● GOAL OF THE EXERCISE
From the listing below, select every line where the word "meta" appears.

● RECORD LIST
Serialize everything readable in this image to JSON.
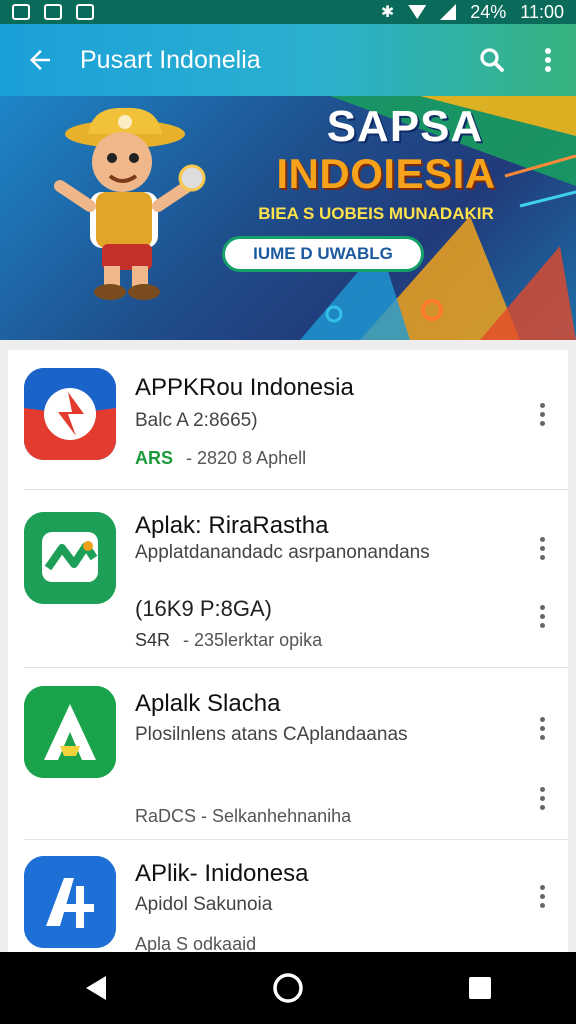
{
  "status_bar": {
    "battery": "24%",
    "time": "11:00"
  },
  "app_bar": {
    "title": "Pusart Indonelia"
  },
  "banner": {
    "title_line1": "SAPSA",
    "title_line2": "INDOIESIA",
    "subtitle": "BIEA S UOBEIS MUNADAKIR",
    "button_label": "IUME D UWABLG",
    "colors": {
      "title": "#ffffff",
      "title2": "#f7a21b",
      "subtitle": "#ffe14a"
    }
  },
  "apps": [
    {
      "title": "APPKRou Indonesia",
      "subtitle": "Balc A 2:8665)",
      "rating_text": "ARS",
      "meta": "- 2820 8 Aphell"
    },
    {
      "title": "Aplak: RiraRastha",
      "subtitle": "Applatdanandadc asrpanonandans",
      "extra": "(16K9 P:8GA)",
      "rating_text": "S4R",
      "meta": "- 235lerktar opika"
    },
    {
      "title": "Aplalk Slacha",
      "subtitle": "Plosilnlens atans CAplandaanas",
      "meta": "RaDCS - Selkanhehnaniha"
    },
    {
      "title": "APlik- Inidonesa",
      "subtitle": "Apidol Sakunoia",
      "meta": "Apla S odkaaid"
    }
  ],
  "icons": [
    "back-arrow-icon",
    "search-icon",
    "more-vert-icon",
    "nav-back-icon",
    "nav-home-icon",
    "nav-recents-icon"
  ]
}
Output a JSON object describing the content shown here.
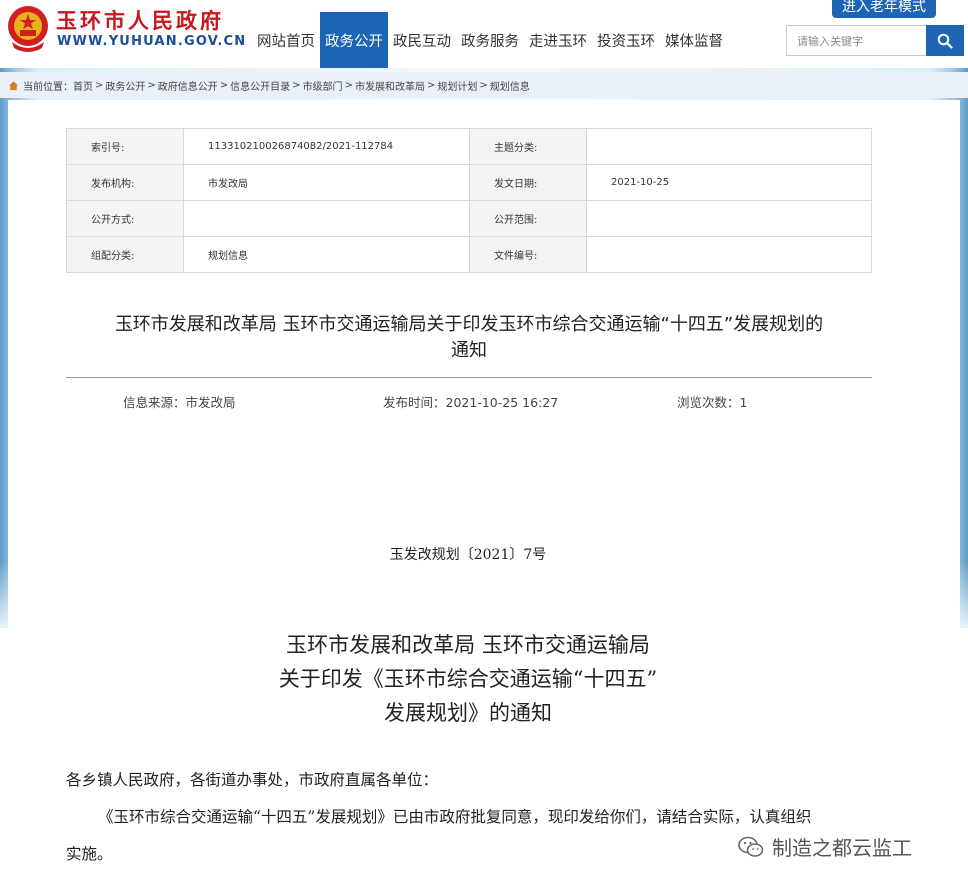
{
  "header": {
    "site_title": "玉环市人民政府",
    "site_url": "WWW.YUHUAN.GOV.CN",
    "elder_mode": "进入老年模式",
    "search_placeholder": "请输入关键字",
    "nav": [
      {
        "label": "网站首页",
        "active": false
      },
      {
        "label": "政务公开",
        "active": true
      },
      {
        "label": "政民互动",
        "active": false
      },
      {
        "label": "政务服务",
        "active": false
      },
      {
        "label": "走进玉环",
        "active": false
      },
      {
        "label": "投资玉环",
        "active": false
      },
      {
        "label": "媒体监督",
        "active": false
      }
    ]
  },
  "breadcrumb": {
    "prefix": "当前位置：",
    "items": [
      "首页",
      "政务公开",
      "政府信息公开",
      "信息公开目录",
      "市级部门",
      "市发展和改革局",
      "规划计划",
      "规划信息"
    ]
  },
  "meta": {
    "index_label": "索引号:",
    "index_value": "113310210026874082/2021-112784",
    "topic_label": "主题分类:",
    "topic_value": "",
    "publisher_label": "发布机构:",
    "publisher_value": "市发改局",
    "date_label": "发文日期:",
    "date_value": "2021-10-25",
    "open_mode_label": "公开方式:",
    "open_mode_value": "",
    "open_scope_label": "公开范围:",
    "open_scope_value": "",
    "category_label": "组配分类:",
    "category_value": "规划信息",
    "file_no_label": "文件编号:",
    "file_no_value": ""
  },
  "article": {
    "title_line1": "玉环市发展和改革局 玉环市交通运输局关于印发玉环市综合交通运输“十四五”发展规划的",
    "title_line2": "通知",
    "source_label": "信息来源：",
    "source_value": "市发改局",
    "time_label": "发布时间：",
    "time_value": "2021-10-25 16:27",
    "views_label": "浏览次数：",
    "views_value": "1",
    "doc_number": "玉发改规划〔2021〕7号",
    "notice_line1": "玉环市发展和改革局  玉环市交通运输局",
    "notice_line2": "关于印发《玉环市综合交通运输“十四五”",
    "notice_line3": "发展规划》的通知",
    "salutation": "各乡镇人民政府，各街道办事处，市政府直属各单位：",
    "para1_line1": "《玉环市综合交通运输“十四五”发展规划》已由市政府批复同意，现印发给你们，请结合实际，认真组织",
    "para1_line2": "实施。"
  },
  "watermark": {
    "text": "制造之都云监工"
  },
  "colors": {
    "brand_red": "#c8161d",
    "brand_blue": "#1e64b4"
  }
}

● EXERCISE RESPONSE
      "meta": "- 2820 8 Aphell"
      "meta": "- 235lerktar opika"
      "meta": "RaDCS - Selkanhehnaniha"
      "meta": "Apla S odkaaid"
  "meta": {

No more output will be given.